In October of 1998, Blodget predicted that Amazon’s stock would soar to $400 a share. At the time, he was a little known analyst at Oppenheimer, the same company for which Meredith Whitney worked until recently. His Amazon prediction propelled Blodget to a much higher status and attracted the attention of Merrill Lynch, the bulge bracket firm to which he moved for a huge salary. Clearly, making a bold call that comes true is a boon to a market forecaster.

Arjun Murti: Oil to $100 and then $200

Back in 2007, Arjun Murti, an oil analyst at Goldman Sachs, made a bold call that oil could rise to $100 a barrel in a ‘super-spike.’ I stress the fact that he said could because he was not predicting $100 a barrel per se, but rather he was making an analysis about the factors which could create a spike in oil prices. When oil did in fact rise to $100, many were shocked and Murti looked to be a prophet. Then he penned a piece which said the super spike could take oil to $150-$200. When oil peaked at $147 a barrel and subsequently collapsed down to $33, Murti was widely vilified in the media.

In fact, if you look for his name in a search engine, you will find all manner of references to his $200 oil call as a wrong prediction that was the height of hubris. However, if you read the above linked Bloomberg article, you can see he never said oil would rise to $200 a barrel any more than he said oil will rise to $100 a barrel. In fact, he gave a range from $150-$200 which was arguably met when oil rose to $147 a barrel. Clearly, making a bold call that is ‘proved’ false is detrimental to the reputation of a market forecaster.

So, in retrospect, Marc Faber was making a statement about Nouriel Roubini, dubbed by the media as ‘Dr. Doom,’ that one can easily see has having relevance in the Arjun Murti case. The question is what impact these facts have on how forecasters act. I would argue that it constrains their forecasting more than is readily apparent, especially due to ‘personality factors’ in the forecasting community.

Herding

The first outcome of this asymmetric treatment of bold calls gone wrong and ones proved right is what is known as herding. This is a phenomenon known to be at work in bubbles and was popularised in a 19th century book called “The Madness of Crowds” by Charles Mackay. More recently, herding has been seen amongst fund managers judged according to an index benchmark and relative fund performance. But, it is also evident in how forecasters make predictions as well. No one wants to go out on a limb with a bold call only to see this prediction proved wrong. If one fails, it is better to fail conventionally. The necessary corollary of that statement is this: market forecasters and analysts play it safe by making sure their forecasts are not often far from the consensus forecast. Think of the consensus forecast as an anchor which restricts the outlook of any individual forecaster afraid of failing unconventionally.

Check your understanding
[a] Decide whether each statement below agrees with the article on market forecasters, answering yes or no and quoting the deciding words of the article: (i) Blodget was working at Oppenheimer when he made his Amazon prediction; (ii) Murti predicted that oil would definitely reach $100 a barrel; (iii) oil peaked at $150 a barrel.
[b] Return the passage of the article on market forecasters that begins at the words "Back in 2007, Arjun" and stops after the words "in the media.", copied word for word.

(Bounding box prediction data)
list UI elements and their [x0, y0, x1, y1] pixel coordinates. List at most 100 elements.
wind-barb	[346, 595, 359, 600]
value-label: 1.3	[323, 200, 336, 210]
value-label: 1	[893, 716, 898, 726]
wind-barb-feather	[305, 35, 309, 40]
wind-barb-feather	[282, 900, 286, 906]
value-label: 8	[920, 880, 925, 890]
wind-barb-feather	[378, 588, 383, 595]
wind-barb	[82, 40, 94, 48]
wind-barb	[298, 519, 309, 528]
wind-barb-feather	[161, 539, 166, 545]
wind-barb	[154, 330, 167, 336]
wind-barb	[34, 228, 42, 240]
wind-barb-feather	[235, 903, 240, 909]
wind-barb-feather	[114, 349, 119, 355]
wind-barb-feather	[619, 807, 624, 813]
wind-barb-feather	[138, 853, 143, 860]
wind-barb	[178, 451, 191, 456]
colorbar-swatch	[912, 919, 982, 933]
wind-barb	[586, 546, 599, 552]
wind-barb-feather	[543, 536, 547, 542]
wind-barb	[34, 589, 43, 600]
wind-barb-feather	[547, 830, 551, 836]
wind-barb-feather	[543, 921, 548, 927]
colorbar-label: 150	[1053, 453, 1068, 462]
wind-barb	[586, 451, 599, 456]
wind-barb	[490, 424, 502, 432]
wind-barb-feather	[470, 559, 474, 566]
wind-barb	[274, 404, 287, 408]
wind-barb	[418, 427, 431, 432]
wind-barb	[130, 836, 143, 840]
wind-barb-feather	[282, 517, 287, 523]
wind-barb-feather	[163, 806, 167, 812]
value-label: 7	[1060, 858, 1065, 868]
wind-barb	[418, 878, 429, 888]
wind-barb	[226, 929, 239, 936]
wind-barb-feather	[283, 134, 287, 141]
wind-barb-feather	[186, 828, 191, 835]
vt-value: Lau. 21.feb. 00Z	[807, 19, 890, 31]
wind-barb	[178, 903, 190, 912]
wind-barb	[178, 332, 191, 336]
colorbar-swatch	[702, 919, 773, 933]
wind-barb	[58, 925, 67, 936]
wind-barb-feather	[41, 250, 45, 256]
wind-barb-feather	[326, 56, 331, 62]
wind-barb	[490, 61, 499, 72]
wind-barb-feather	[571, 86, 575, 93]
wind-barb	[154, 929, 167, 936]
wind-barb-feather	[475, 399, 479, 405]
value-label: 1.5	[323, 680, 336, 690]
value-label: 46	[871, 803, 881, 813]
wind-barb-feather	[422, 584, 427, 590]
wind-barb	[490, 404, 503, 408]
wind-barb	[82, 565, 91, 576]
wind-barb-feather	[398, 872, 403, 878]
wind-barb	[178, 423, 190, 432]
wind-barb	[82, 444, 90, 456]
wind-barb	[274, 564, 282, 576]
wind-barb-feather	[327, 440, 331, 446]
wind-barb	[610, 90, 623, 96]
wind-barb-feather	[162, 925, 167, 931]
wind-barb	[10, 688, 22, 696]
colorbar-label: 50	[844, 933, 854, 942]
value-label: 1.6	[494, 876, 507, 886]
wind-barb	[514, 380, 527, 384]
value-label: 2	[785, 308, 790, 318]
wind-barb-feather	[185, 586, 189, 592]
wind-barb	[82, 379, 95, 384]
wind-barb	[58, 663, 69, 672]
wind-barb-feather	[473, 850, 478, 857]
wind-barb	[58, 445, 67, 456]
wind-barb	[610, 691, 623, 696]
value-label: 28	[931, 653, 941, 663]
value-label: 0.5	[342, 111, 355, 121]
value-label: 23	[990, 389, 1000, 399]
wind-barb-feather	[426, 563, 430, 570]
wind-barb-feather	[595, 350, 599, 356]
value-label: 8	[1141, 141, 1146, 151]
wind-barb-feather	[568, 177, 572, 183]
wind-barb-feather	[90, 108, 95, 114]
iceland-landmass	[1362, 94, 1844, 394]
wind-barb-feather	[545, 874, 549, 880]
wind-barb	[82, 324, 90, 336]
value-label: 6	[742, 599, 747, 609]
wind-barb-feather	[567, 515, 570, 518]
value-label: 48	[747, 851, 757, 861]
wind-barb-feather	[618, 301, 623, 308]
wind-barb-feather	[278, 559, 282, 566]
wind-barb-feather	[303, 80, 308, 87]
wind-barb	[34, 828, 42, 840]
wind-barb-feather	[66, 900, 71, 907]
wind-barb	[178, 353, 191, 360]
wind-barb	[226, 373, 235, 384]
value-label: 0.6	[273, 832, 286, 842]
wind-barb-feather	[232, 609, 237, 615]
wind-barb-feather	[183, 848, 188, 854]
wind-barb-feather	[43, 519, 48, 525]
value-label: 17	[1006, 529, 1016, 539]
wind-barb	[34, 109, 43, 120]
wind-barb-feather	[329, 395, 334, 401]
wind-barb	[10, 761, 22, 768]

Answers by item
[a]
(i) Yes: "At the time, he was a little known analyst at Oppenheimer"
(ii) No: "he was not predicting $100 a barrel per se"
(iii) No: "When oil peaked at $147 a barrel"

[b]
Back in 2007, Arjun Murti, an oil analyst at Goldman Sachs, made a bold call that oil could rise to $100 a barrel in a ‘super-spike.’ I stress the fact that he said could because he was not predicting $100 a barrel per se, but rather he was making an analysis about the factors which could create a spike in oil prices. When oil did in fact rise to $100, many were shocked and Murti looked to be a prophet. Then he penned a piece which said the super spike could take oil to $150-$200. When oil peaked at $147 a barrel and subsequently collapsed down to $33, Murti was widely vilified in the media.